:: BRANO SCELTO ::
Qualcuno va in gita a vedere la casa di Pietro Maso (e poi via Poma, Garlasco…)
Sul Corriere Veneto di oggi c’è un signore che si lamenta molto perché è pieno di gente che il sabato e la domenica va fuori dalla sua casa a fare fotografie. Le macchine si fermano, gli occupanti scendono e iniziano a scattare. Il signore che si lamenta abita a Montecchia di Crosara, in Veneto. E la sua casa, quella che s’è comprato un po’ di anni fa, è la casa dove, nel 1991, Pietro Maso, con tre amici del bar, uccise i suoi genitori. Era il 17 aprile 1991, quella sera Pietro Maso, allora ventenne, con Giorgio Carbognin, Paolo Cavazza e Damiano Burato, attese i genitori nascosto in casa e li uccise a colpi di spranga e di bastone. Usarono anche una padella. Il movente? Il denaro, ovviamente. Maso e gli amici volevano fare la bella vita. Qualcuno ricorda che dopo l’omicidio i quattro ragazzi scesero in cantina a festeggiare: misero musica dance e iniziarono a ballare.
Qualche anno dopo la casa dove avvenne l’omicidio fu comprata da Michele Grassi che divise la villetta in due, ricavandone due appartamenti. Tutto è andato bene fino a poco tempo fa quando un paio di siti Internet hanno creato pagine con quello che chiamano il tour dell’orrore. Ci sono gli indirizzi della casa di Maso, via Poma a Roma, dove venne uccisa Simonetta Cesaroni, la villletta di Garlasco dove è stata assassinata Chiara Poggi e così via.
:::
:: ELENCO DATI ::
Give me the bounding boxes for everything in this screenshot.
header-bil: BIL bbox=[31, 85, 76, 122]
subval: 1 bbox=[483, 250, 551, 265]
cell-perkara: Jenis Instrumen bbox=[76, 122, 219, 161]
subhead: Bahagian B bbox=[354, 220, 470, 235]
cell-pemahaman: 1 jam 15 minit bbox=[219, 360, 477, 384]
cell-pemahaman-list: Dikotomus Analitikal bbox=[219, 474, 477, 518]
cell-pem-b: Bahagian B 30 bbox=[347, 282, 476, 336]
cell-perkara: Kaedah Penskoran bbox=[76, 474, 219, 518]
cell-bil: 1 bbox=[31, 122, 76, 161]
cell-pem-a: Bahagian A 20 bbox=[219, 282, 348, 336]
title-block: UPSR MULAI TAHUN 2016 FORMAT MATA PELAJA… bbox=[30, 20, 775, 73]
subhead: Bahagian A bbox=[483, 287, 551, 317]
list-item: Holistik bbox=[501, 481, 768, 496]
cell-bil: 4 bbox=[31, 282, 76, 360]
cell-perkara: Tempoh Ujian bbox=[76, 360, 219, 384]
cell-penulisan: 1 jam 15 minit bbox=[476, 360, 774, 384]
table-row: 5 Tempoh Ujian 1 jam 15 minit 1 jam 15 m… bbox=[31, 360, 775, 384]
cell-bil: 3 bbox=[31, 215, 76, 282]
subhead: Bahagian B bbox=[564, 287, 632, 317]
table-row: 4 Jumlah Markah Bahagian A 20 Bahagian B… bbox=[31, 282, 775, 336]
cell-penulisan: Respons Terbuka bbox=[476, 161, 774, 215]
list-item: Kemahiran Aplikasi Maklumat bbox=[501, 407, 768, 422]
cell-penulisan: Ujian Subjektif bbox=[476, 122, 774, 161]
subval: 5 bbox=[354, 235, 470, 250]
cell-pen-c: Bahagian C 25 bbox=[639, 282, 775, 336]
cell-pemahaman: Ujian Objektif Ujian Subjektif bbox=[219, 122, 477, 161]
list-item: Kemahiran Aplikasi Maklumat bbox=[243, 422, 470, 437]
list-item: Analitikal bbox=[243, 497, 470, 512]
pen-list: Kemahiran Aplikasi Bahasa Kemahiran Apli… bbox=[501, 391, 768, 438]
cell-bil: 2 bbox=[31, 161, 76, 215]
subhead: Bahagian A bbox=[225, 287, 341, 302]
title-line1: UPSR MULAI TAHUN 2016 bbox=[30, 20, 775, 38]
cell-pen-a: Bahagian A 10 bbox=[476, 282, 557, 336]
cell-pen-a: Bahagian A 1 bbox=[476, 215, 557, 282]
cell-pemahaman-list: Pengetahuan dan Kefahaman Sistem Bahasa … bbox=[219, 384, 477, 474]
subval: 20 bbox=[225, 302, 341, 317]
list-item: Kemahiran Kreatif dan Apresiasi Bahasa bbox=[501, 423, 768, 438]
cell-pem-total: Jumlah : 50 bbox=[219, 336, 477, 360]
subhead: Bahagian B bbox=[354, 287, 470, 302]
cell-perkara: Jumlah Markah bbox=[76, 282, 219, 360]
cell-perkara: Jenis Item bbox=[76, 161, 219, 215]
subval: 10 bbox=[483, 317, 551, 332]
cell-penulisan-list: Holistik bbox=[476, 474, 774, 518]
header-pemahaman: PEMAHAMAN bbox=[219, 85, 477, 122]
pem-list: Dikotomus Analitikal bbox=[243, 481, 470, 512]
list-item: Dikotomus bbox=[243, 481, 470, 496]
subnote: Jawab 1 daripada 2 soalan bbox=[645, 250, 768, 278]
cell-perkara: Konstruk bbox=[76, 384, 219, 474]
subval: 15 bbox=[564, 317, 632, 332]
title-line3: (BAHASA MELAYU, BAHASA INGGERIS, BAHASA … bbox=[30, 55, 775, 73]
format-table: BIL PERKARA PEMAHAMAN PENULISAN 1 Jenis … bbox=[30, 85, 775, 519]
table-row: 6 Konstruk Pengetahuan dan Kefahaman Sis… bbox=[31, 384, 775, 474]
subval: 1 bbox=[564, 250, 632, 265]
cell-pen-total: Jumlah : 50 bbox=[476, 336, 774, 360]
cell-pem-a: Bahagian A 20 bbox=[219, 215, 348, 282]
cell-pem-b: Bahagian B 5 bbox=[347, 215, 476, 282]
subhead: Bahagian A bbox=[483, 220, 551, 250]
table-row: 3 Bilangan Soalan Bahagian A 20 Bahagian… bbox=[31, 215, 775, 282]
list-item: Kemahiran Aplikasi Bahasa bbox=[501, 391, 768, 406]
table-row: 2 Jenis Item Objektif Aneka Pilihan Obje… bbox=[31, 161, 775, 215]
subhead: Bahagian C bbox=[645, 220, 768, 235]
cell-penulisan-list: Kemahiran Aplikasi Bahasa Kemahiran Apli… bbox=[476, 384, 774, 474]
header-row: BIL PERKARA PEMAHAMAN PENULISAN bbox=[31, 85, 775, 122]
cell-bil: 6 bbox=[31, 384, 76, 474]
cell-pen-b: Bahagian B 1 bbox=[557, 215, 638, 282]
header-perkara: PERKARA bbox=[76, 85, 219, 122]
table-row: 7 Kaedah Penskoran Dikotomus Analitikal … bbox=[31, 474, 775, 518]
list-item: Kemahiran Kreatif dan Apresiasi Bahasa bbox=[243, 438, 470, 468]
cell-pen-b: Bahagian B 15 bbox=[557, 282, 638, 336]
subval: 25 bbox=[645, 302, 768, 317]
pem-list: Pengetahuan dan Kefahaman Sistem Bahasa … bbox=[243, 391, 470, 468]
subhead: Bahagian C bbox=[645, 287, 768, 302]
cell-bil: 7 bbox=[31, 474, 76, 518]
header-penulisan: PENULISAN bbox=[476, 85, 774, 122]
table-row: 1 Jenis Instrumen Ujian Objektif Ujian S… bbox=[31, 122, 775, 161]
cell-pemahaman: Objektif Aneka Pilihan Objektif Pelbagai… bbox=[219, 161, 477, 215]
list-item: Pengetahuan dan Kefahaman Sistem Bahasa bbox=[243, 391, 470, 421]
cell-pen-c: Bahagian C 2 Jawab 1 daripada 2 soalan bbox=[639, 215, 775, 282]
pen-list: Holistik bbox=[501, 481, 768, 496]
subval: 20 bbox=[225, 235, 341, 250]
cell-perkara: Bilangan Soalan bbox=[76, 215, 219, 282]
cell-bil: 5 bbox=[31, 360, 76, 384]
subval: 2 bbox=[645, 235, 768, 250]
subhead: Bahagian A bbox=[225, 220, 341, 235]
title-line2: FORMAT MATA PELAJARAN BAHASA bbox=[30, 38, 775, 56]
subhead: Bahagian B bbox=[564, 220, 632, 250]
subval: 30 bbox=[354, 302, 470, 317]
:::
#### COSA FARE
Secondo il brano sulla casa di Pietro Maso, chi comprò la villetta qualche anno dopo l'omicidio e la divise in due appartamenti?

#### SOLUZIONE SVOLTA
Michele Grassi.